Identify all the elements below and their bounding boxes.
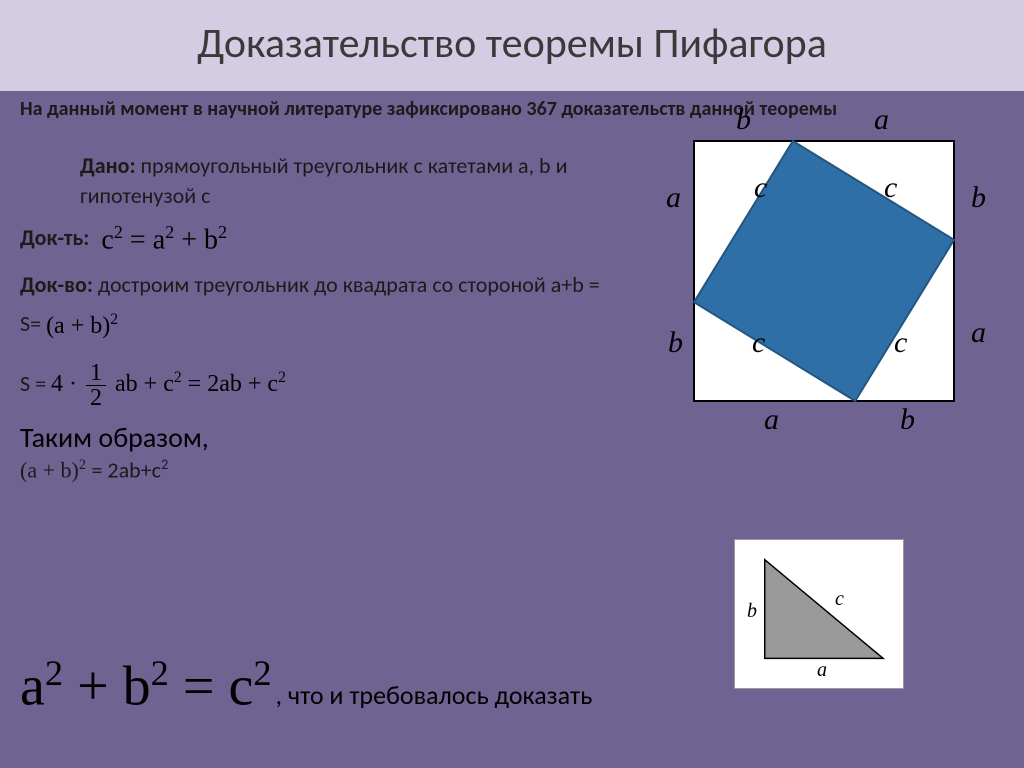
given-body: прямоугольный треугольник с катетами a, …: [80, 152, 567, 209]
slide-title: Доказательство теоремы Пифагора: [0, 18, 1024, 69]
lbl-bot-left: a: [764, 403, 779, 437]
lbl-bot-right: b: [900, 403, 915, 437]
expand-block: (a + b)2 = 2ab+c2: [20, 455, 610, 485]
s1-block: S= (a + b)2: [20, 309, 610, 342]
slide: Доказательство теоремы Пифагора На данны…: [0, 0, 1024, 768]
proof-block: Док-во: достроим треугольник до квадрата…: [20, 270, 610, 300]
lbl-right-top: b: [971, 181, 986, 215]
square-diagram: b a b a a b a b c c c c: [664, 111, 984, 431]
lbl-c3: c: [894, 326, 907, 360]
prove-formula: c2 = a2 + b2: [94, 220, 227, 259]
tri-lbl-b: b: [747, 600, 757, 623]
title-bar: Доказательство теоремы Пифагора: [0, 0, 1024, 91]
s1-formula: (a + b)2: [46, 309, 118, 342]
fraction-half: 1 2: [86, 361, 106, 410]
lbl-right-bot: a: [971, 316, 986, 350]
final-formula: a2 + b2 = c2: [20, 652, 272, 719]
qed-text: , что и требовалось доказать: [276, 679, 593, 711]
lbl-c2: c: [884, 171, 897, 205]
s-eq-label: S=: [20, 310, 41, 337]
given-label: Дано:: [80, 152, 136, 179]
tri-lbl-c: c: [835, 588, 844, 611]
lbl-c1: c: [754, 171, 767, 205]
triangle-shape: [765, 560, 883, 659]
s2-block: S = 4 · 1 2 ab + c2 = 2ab + c2: [20, 361, 610, 410]
proof-label: Док-во:: [20, 271, 93, 298]
left-column: Дано: прямоугольный треугольник с катета…: [20, 151, 610, 495]
prove-label: Док-ть:: [20, 224, 89, 251]
lbl-c4: c: [752, 326, 765, 360]
prove-block: Док-ть: c2 = a2 + b2: [20, 220, 610, 259]
s2-formula: 4 · 1 2 ab + c2 = 2ab + c2: [51, 361, 286, 410]
content-area: На данный момент в научной литературе за…: [0, 91, 1024, 759]
final-row: a2 + b2 = c2 , что и требовалось доказат…: [20, 652, 980, 719]
lbl-left-bot: b: [668, 326, 683, 360]
lbl-top-right: a: [874, 103, 889, 137]
given-block: Дано: прямоугольный треугольник с катета…: [20, 151, 610, 210]
square-svg: [664, 111, 984, 431]
s-eq2-label: S =: [20, 369, 46, 396]
proof-body: достроим треугольник до квадрата со стор…: [93, 271, 600, 298]
lbl-left-top: a: [666, 181, 681, 215]
lbl-top-left: b: [736, 103, 751, 137]
therefore-text: Таким образом,: [20, 420, 610, 455]
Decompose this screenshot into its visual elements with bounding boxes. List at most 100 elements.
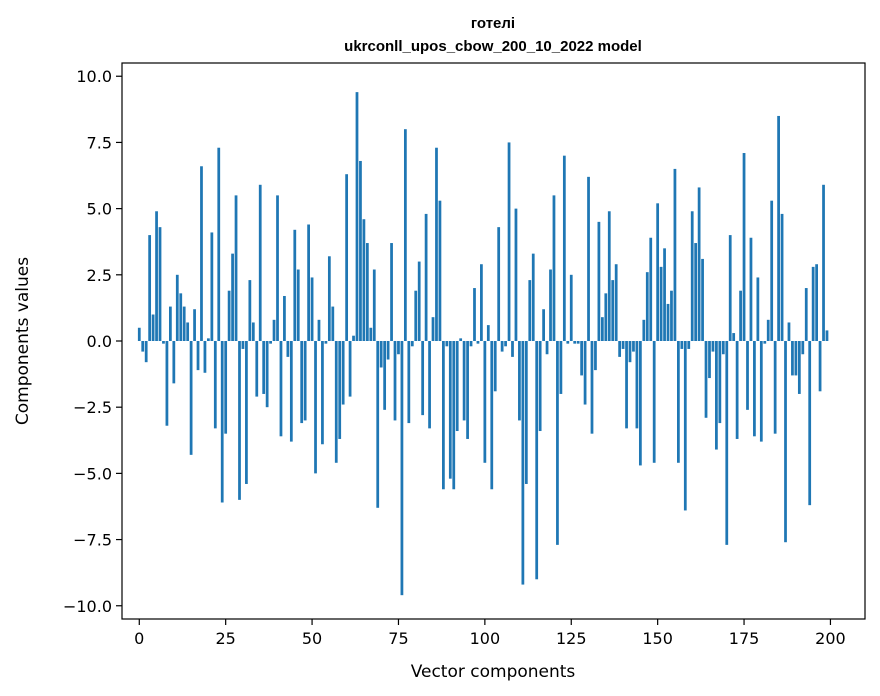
bar — [791, 341, 794, 376]
bar — [797, 341, 801, 394]
bar — [175, 274, 179, 341]
bars — [137, 92, 829, 596]
bar — [417, 261, 421, 341]
bar — [365, 243, 369, 341]
bar — [670, 290, 673, 341]
bar — [687, 341, 691, 349]
bar — [289, 341, 293, 442]
bar — [766, 319, 770, 341]
bar — [542, 309, 545, 341]
bar — [483, 341, 487, 463]
bar — [431, 317, 435, 341]
bar — [614, 264, 618, 341]
bar — [303, 341, 307, 421]
x-axis-label: Vector components — [411, 662, 576, 682]
bar — [141, 341, 145, 352]
bar — [445, 341, 449, 347]
bar — [189, 341, 193, 455]
bar — [535, 341, 539, 580]
bar — [666, 303, 670, 341]
bar — [528, 280, 532, 341]
bar — [345, 174, 349, 341]
y-tick-label: 2.5 — [87, 266, 112, 285]
bar — [600, 317, 604, 341]
y-tick-label: −10.0 — [63, 597, 112, 616]
bar — [410, 341, 414, 347]
bar — [248, 280, 252, 341]
bar — [207, 338, 210, 341]
bar — [379, 341, 383, 368]
bar — [241, 341, 245, 349]
bar — [148, 235, 152, 341]
bar — [511, 341, 514, 357]
y-tick-label: −5.0 — [73, 464, 112, 483]
bar — [576, 341, 580, 344]
bar — [739, 290, 742, 341]
bar — [801, 341, 805, 355]
x-tick-label: 0 — [134, 629, 144, 648]
y-tick-label: 10.0 — [76, 67, 112, 86]
bar — [162, 341, 165, 344]
bar — [155, 211, 158, 341]
bar — [200, 166, 203, 341]
bar — [455, 341, 459, 432]
bar — [300, 341, 304, 424]
y-tick-label: 0.0 — [87, 332, 112, 351]
x-axis: 0 25 50 75 100 125 150 175 200 — [134, 619, 846, 648]
bar — [618, 341, 622, 357]
bar — [258, 184, 262, 341]
chart-title: готелі — [471, 15, 515, 32]
bar — [473, 288, 476, 341]
bar — [334, 341, 338, 463]
bar — [203, 341, 207, 373]
bar — [621, 341, 625, 349]
bar — [231, 253, 234, 341]
bar — [746, 341, 749, 410]
bar — [372, 269, 376, 341]
bar — [400, 341, 404, 596]
bar — [186, 322, 190, 341]
bar — [773, 341, 777, 434]
bar — [490, 341, 494, 490]
bar — [708, 341, 711, 379]
bar — [825, 330, 829, 341]
bar — [424, 213, 428, 341]
bar — [169, 306, 172, 341]
bar — [628, 341, 632, 363]
bar — [642, 319, 646, 341]
bar — [376, 341, 380, 508]
bar — [390, 243, 393, 341]
bar — [701, 258, 704, 341]
bar — [462, 341, 466, 421]
bar — [715, 341, 718, 450]
bar — [753, 341, 756, 437]
bar — [407, 341, 411, 424]
bar — [590, 341, 594, 434]
bar — [296, 269, 300, 341]
bar — [566, 341, 570, 344]
bar — [732, 333, 736, 341]
bar — [448, 341, 452, 479]
x-tick-label: 75 — [388, 629, 408, 648]
bar — [607, 211, 611, 341]
bar — [324, 341, 328, 344]
bar — [193, 309, 196, 341]
bar — [314, 341, 317, 474]
bar — [549, 269, 552, 341]
x-tick-label: 50 — [302, 629, 322, 648]
bar — [234, 195, 238, 341]
plot-frame — [121, 62, 866, 620]
bar — [500, 341, 504, 352]
x-tick-label: 175 — [729, 629, 760, 648]
bar — [480, 264, 483, 341]
bar — [545, 341, 549, 355]
bar — [137, 327, 141, 341]
bar — [352, 335, 355, 341]
bar — [245, 341, 248, 484]
bar — [442, 341, 445, 490]
bar — [386, 341, 390, 360]
y-axis: 10.0 7.5 5.0 2.5 0.0 −2.5 −5.0 −7.5 −10.0 — [63, 67, 122, 616]
bar — [815, 264, 818, 341]
bar — [721, 341, 725, 355]
bar — [355, 92, 359, 342]
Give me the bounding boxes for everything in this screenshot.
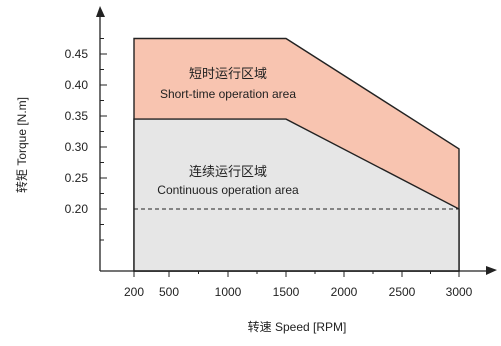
x-axis-title: 转速 Speed [RPM] xyxy=(248,319,347,334)
y-tick-label: 0.20 xyxy=(65,202,89,216)
x-tick-label: 3000 xyxy=(446,285,473,299)
y-tick-label: 0.40 xyxy=(65,78,89,92)
x-tick-label: 200 xyxy=(124,285,144,299)
plot-areas xyxy=(133,37,460,272)
continuous-area-label-en: Continuous operation area xyxy=(157,183,299,197)
chart-axes xyxy=(96,6,497,275)
y-axis-arrow-icon xyxy=(96,6,105,17)
continuous-area-label-cn: 连续运行区域 xyxy=(189,164,267,180)
y-tick-label: 0.25 xyxy=(65,171,89,185)
short-time-area-label-cn: 短时运行区域 xyxy=(189,67,267,82)
y-tick-label: 0.35 xyxy=(65,109,89,123)
y-tick-label: 0.30 xyxy=(65,140,89,154)
x-tick-label: 500 xyxy=(159,285,179,299)
chart-ticks: 0.20 0.25 0.30 0.35 0.40 0.45 200 500 1000 1500 20… xyxy=(65,38,473,299)
x-tick-label: 1500 xyxy=(273,285,300,299)
short-time-area-label-en: Short-time operation area xyxy=(160,87,296,101)
y-axis-title: 转矩 Torque [N.m] xyxy=(14,97,29,193)
x-tick-label: 2500 xyxy=(389,285,416,299)
x-tick-label: 2000 xyxy=(331,285,358,299)
y-tick-label: 0.45 xyxy=(65,47,89,61)
x-axis-arrow-icon xyxy=(486,266,497,275)
continuous-area xyxy=(133,118,460,272)
x-tick-label: 1000 xyxy=(215,285,242,299)
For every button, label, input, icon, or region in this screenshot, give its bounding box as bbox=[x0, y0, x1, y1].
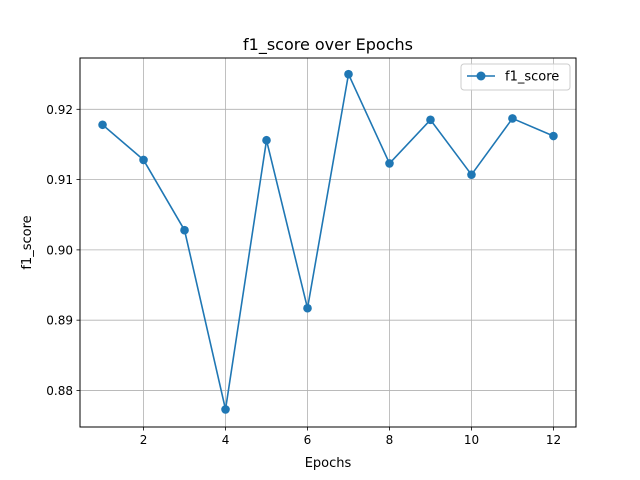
data-point bbox=[385, 159, 394, 168]
legend-marker-swatch bbox=[476, 71, 486, 81]
data-point bbox=[221, 405, 230, 414]
x-tick-label: 8 bbox=[386, 433, 394, 447]
chart-title: f1_score over Epochs bbox=[243, 35, 413, 55]
legend-entry-f1-score: f1_score bbox=[505, 70, 559, 85]
grid bbox=[80, 58, 576, 427]
y-tick-label: 0.89 bbox=[46, 314, 73, 328]
data-point bbox=[139, 155, 148, 165]
axes-ticks: 2 4 6 8 10 12 0.88 0.89 0.90 0.91 0.92 bbox=[46, 103, 561, 447]
x-tick-label: 12 bbox=[546, 433, 561, 447]
y-tick-label: 0.88 bbox=[46, 384, 73, 398]
data-point bbox=[549, 131, 558, 141]
legend-box bbox=[460, 63, 571, 91]
series-line bbox=[102, 73, 554, 411]
x-tick-label: 10 bbox=[464, 433, 479, 447]
data-point bbox=[98, 120, 107, 130]
data-point bbox=[508, 114, 517, 123]
x-tick-label: 6 bbox=[304, 433, 312, 447]
data-point bbox=[262, 135, 271, 145]
y-tick-label: 0.92 bbox=[46, 103, 73, 117]
x-tick-label: 4 bbox=[222, 433, 230, 447]
plot-frame bbox=[79, 57, 577, 428]
y-tick-label: 0.91 bbox=[46, 173, 73, 187]
data-point bbox=[303, 303, 312, 313]
data-point bbox=[467, 170, 476, 179]
y-axis-label: f1_score bbox=[20, 215, 35, 269]
x-tick-label: 2 bbox=[140, 433, 148, 447]
x-axis-label: Epochs bbox=[305, 456, 352, 471]
legend: f1_score bbox=[460, 63, 571, 91]
data-point bbox=[180, 225, 189, 235]
y-tick-label: 0.90 bbox=[46, 243, 73, 257]
data-point bbox=[344, 69, 353, 79]
data-point bbox=[426, 115, 435, 125]
series bbox=[98, 69, 558, 414]
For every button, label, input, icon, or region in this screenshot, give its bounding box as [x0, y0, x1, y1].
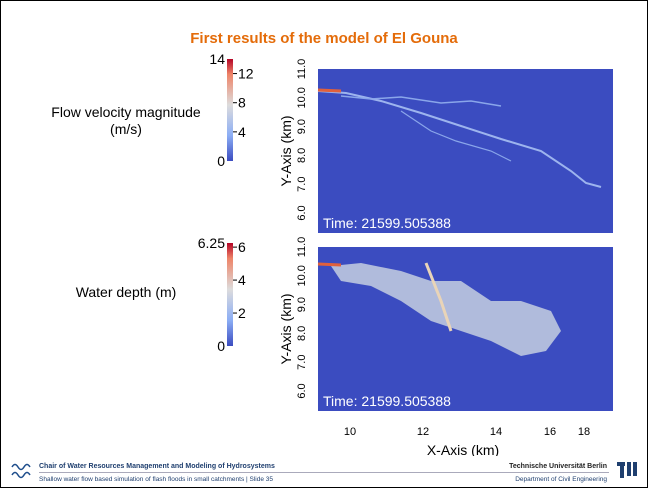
tu-logo [615, 459, 639, 483]
colorbar [227, 243, 233, 346]
y-tick-label: 6.0 [296, 383, 308, 398]
map [318, 69, 613, 411]
y-tick-label: 8.0 [296, 326, 308, 341]
logo [11, 461, 31, 481]
colorbar-tick-label: 2 [238, 305, 246, 321]
footer: Chair of Water Resources Management and … [1, 456, 647, 487]
time-label: Time: 21599.505388 [323, 393, 451, 409]
footer-rule [39, 472, 609, 473]
colorbar-tick-label: 4 [238, 124, 246, 140]
x-axis-label: X-Axis (km) [427, 442, 499, 456]
colorbar-min: 0 [217, 153, 225, 169]
y-tick-label: 11.0 [296, 237, 308, 258]
y-tick-label: 6.0 [296, 205, 308, 220]
footer-department: Department of Civil Engineering [515, 476, 607, 483]
time-label: Time: 21599.505388 [323, 215, 451, 231]
colorbar-tick-label: 12 [238, 66, 254, 82]
colorbar-max: 6.25 [198, 235, 225, 251]
y-tick-label: 8.0 [296, 148, 308, 163]
y-tick-label: 10.0 [296, 265, 308, 286]
colorbar-min: 0 [217, 338, 225, 354]
colorbar-tick-label: 4 [238, 272, 246, 288]
colorbar-max: 14 [209, 51, 225, 67]
x-tick-label: 14 [490, 426, 502, 438]
footer-subtitle: Shallow water flow based simulation of f… [39, 476, 273, 483]
slide: First results of the model of El Gouna F… [0, 0, 648, 488]
y-axis-label: Y-Axis (km) [278, 293, 294, 364]
colorbar-tick-label: 8 [238, 95, 246, 111]
x-tick-label: 12 [417, 426, 429, 438]
x-tick-label: 18 [578, 426, 590, 438]
footer-university: Technische Universität Berlin [509, 463, 607, 470]
plots: 14 0 12 8 4 11.0 10.0 9.0 8.0 7.0 6.0 Y-Axis (km) Ti… [1, 1, 647, 456]
y-axis-label: Y-Axis (km) [278, 115, 294, 186]
y-tick-label: 9.0 [296, 297, 308, 312]
x-tick-label: 10 [344, 426, 356, 438]
x-tick-label: 16 [544, 426, 556, 438]
colorbar-tick-label: 6 [238, 239, 246, 255]
y-tick-label: 7.0 [296, 177, 308, 192]
colorbar [227, 59, 233, 161]
y-tick-label: 10.0 [296, 87, 308, 108]
y-tick-label: 7.0 [296, 355, 308, 370]
footer-chair: Chair of Water Resources Management and … [39, 463, 275, 470]
y-tick-label: 11.0 [296, 59, 308, 80]
y-tick-label: 9.0 [296, 119, 308, 134]
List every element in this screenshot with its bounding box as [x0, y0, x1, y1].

■ ■ ■ ■

Can you give the lines of the records again, starting at the line containing "given-body: прямоугольный треугольник" and ending at the line containing "slide: Доказательство теоремы", with "Доказательство" changed to "Вывод" and nothing else altered?

[Worked answer]:
given-body: прямоугольный треугольник с катетами a, …: [80, 152, 567, 209]
slide-title: Вывод теоремы Пифагора: [0, 18, 1024, 69]
lbl-bot-left: a: [764, 403, 779, 437]
lbl-bot-right: b: [900, 403, 915, 437]
expand-block: (a + b)2 = 2ab+c2: [20, 455, 610, 485]
s1-block: S= (a + b)2: [20, 309, 610, 342]
slide: Вывод теоремы Пифагора На данны…: [0, 0, 1024, 768]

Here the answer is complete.